### Input records
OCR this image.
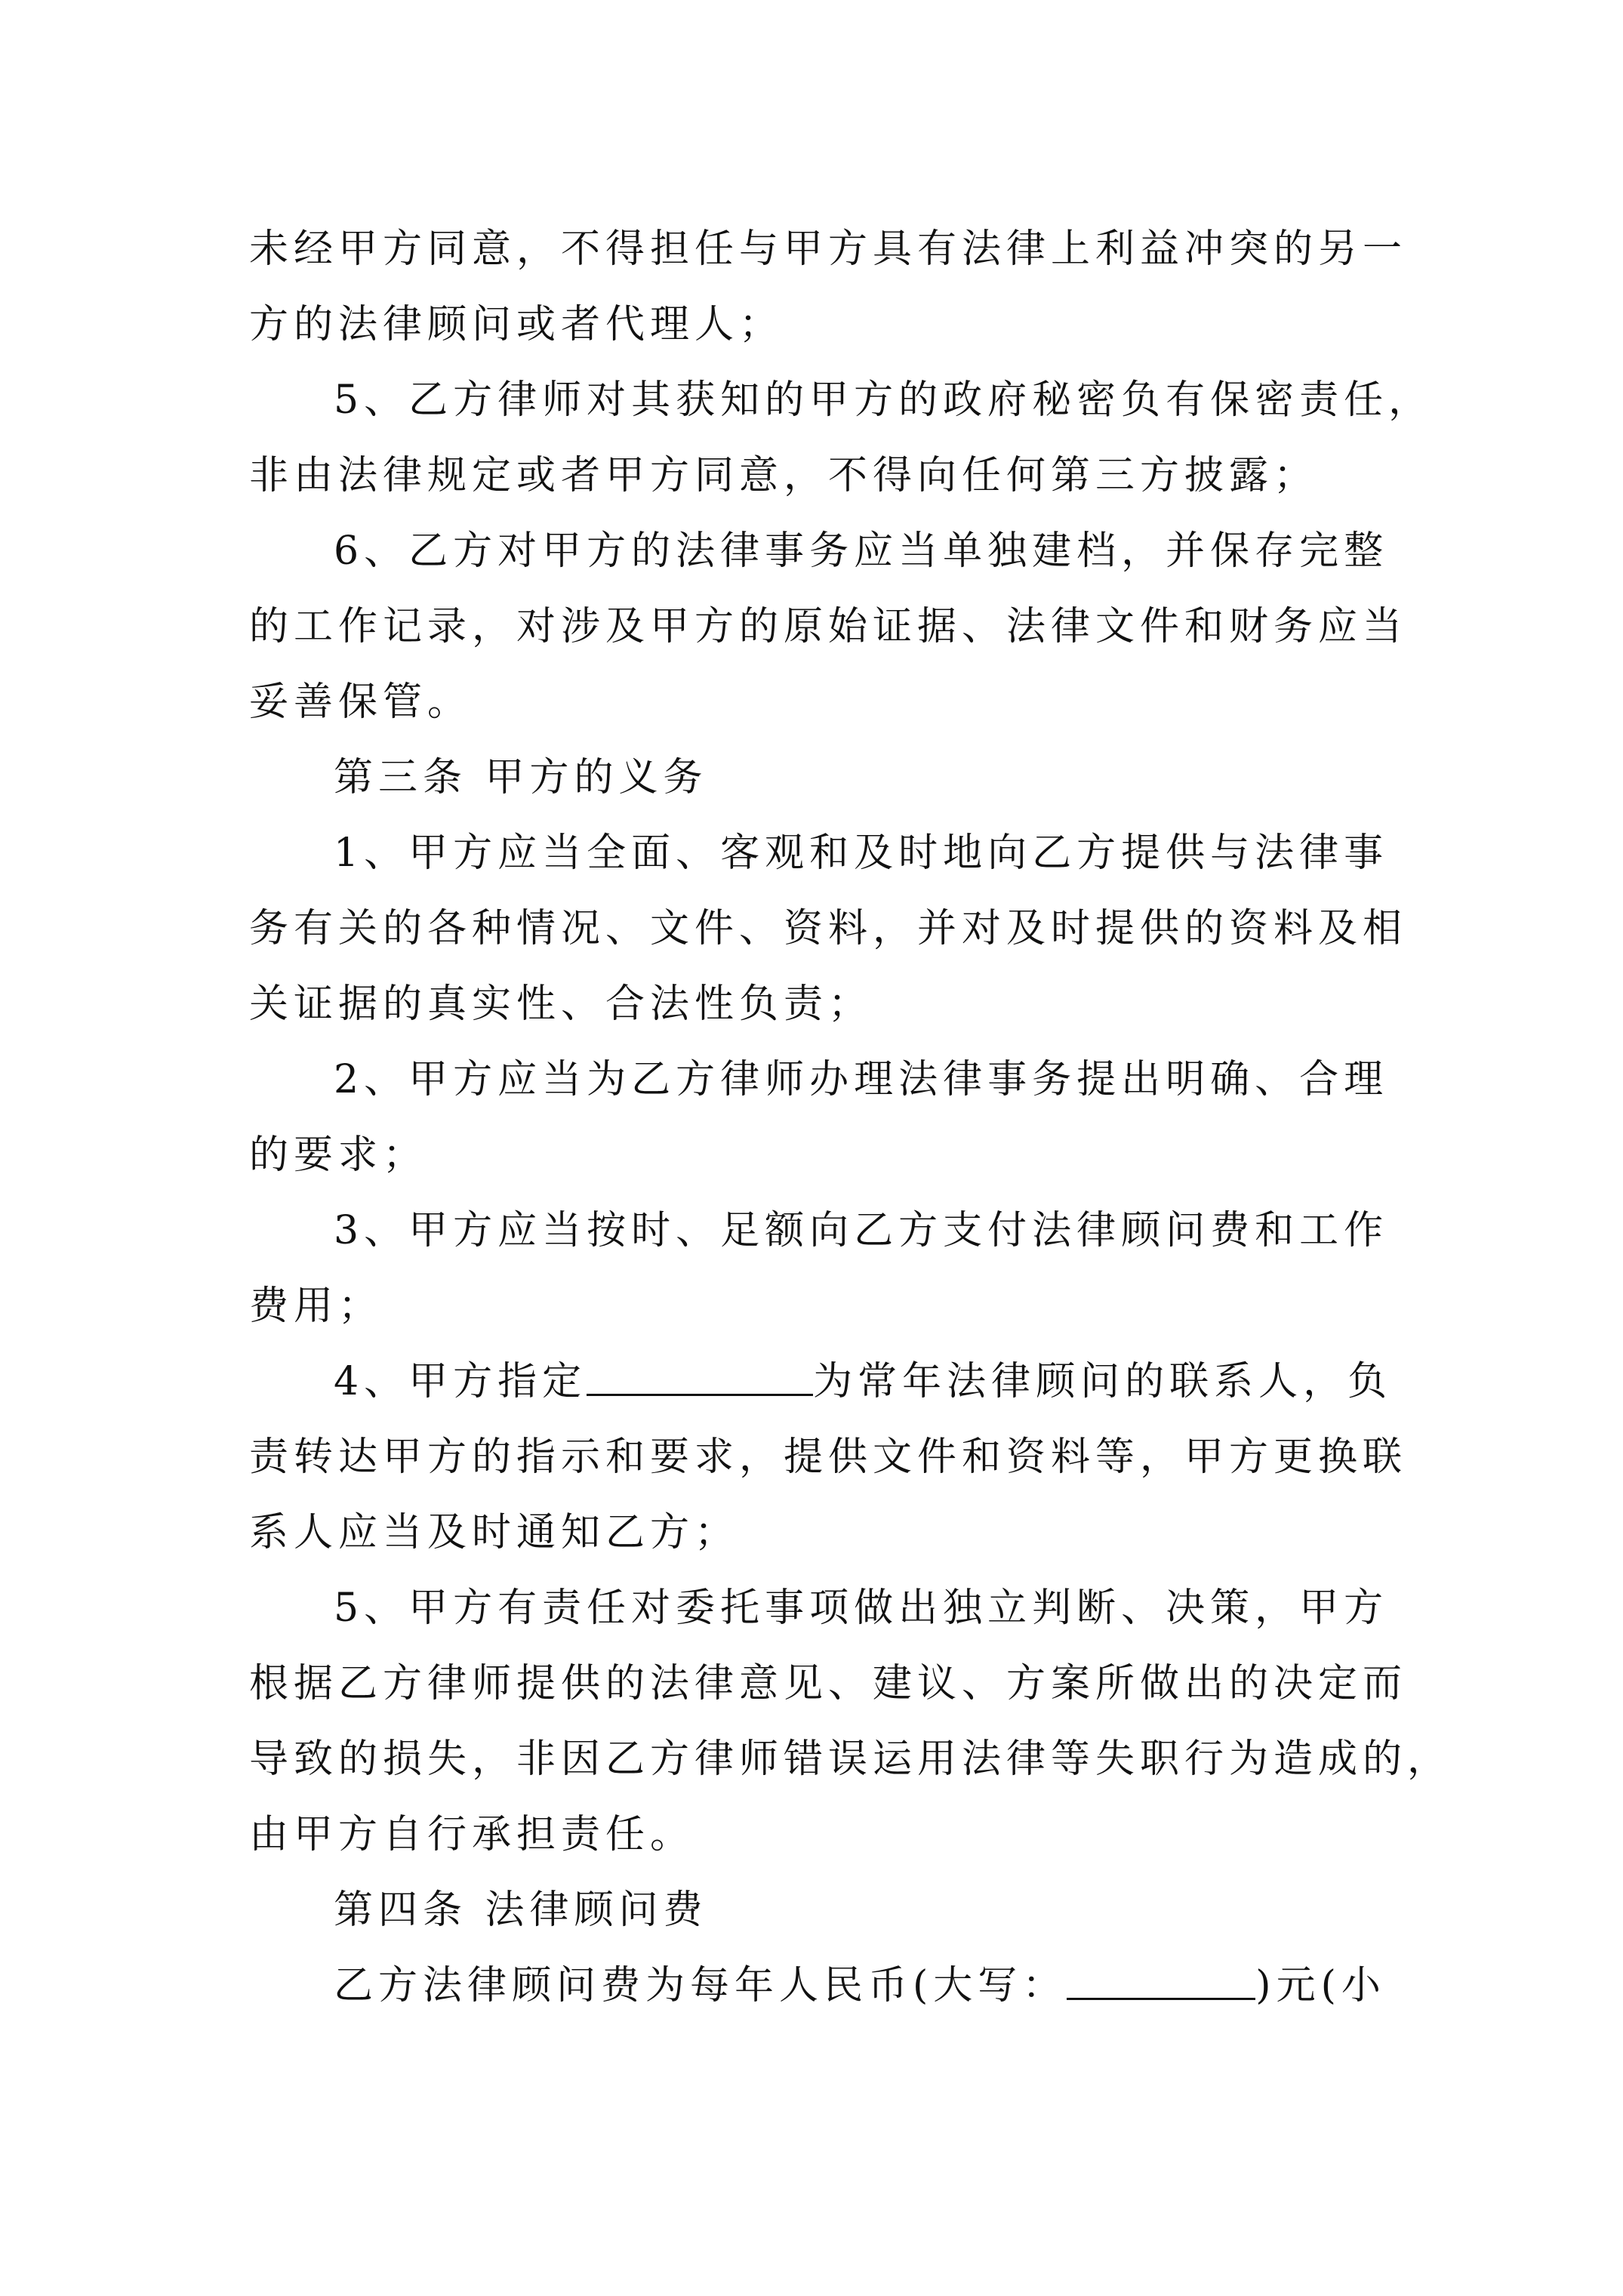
未经甲方同意，不得担任与甲方具有法律上利益冲突的另一
方的法律顾问或者代理人；
5、乙方律师对其获知的甲方的政府秘密负有保密责任，
非由法律规定或者甲方同意，不得向任何第三方披露；
6、乙方对甲方的法律事务应当单独建档，并保存完整
的工作记录，对涉及甲方的原始证据、法律文件和财务应当
妥善保管。
第三条 甲方的义务
1、甲方应当全面、客观和及时地向乙方提供与法律事
务有关的各种情况、文件、资料，并对及时提供的资料及相
关证据的真实性、合法性负责；
2、甲方应当为乙方律师办理法律事务提出明确、合理
的要求；
3、甲方应当按时、足额向乙方支付法律顾问费和工作
费用；
4、甲方指定	为常年法律顾问的联系人，负
责转达甲方的指示和要求，提供文件和资料等，甲方更换联
系人应当及时通知乙方；
5、甲方有责任对委托事项做出独立判断、决策，甲方
根据乙方律师提供的法律意见、建议、方案所做出的决定而
导致的损失，非因乙方律师错误运用法律等失职行为造成的，
由甲方自行承担责任。
第四条 法律顾问费
乙方法律顾问费为每年人民币(大写：	)元(小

### Aim of the exercise
Output all of the entries verbatim, leaving out any images.

### Response to this exercise
OCR this image.
未经甲方同意，不得担任与甲方具有法律上利益冲突的另一
方的法律顾问或者代理人；
5、乙方律师对其获知的甲方的政府秘密负有保密责任，
非由法律规定或者甲方同意，不得向任何第三方披露；
6、乙方对甲方的法律事务应当单独建档，并保存完整
的工作记录，对涉及甲方的原始证据、法律文件和财务应当
妥善保管。
第三条 甲方的义务
1、甲方应当全面、客观和及时地向乙方提供与法律事
务有关的各种情况、文件、资料，并对及时提供的资料及相
关证据的真实性、合法性负责；
2、甲方应当为乙方律师办理法律事务提出明确、合理
的要求；
3、甲方应当按时、足额向乙方支付法律顾问费和工作
费用；
4、甲方指定	为常年法律顾问的联系人，负
责转达甲方的指示和要求，提供文件和资料等，甲方更换联
系人应当及时通知乙方；
5、甲方有责任对委托事项做出独立判断、决策，甲方
根据乙方律师提供的法律意见、建议、方案所做出的决定而
导致的损失，非因乙方律师错误运用法律等失职行为造成的，
由甲方自行承担责任。
第四条 法律顾问费
乙方法律顾问费为每年人民币(大写：	)元(小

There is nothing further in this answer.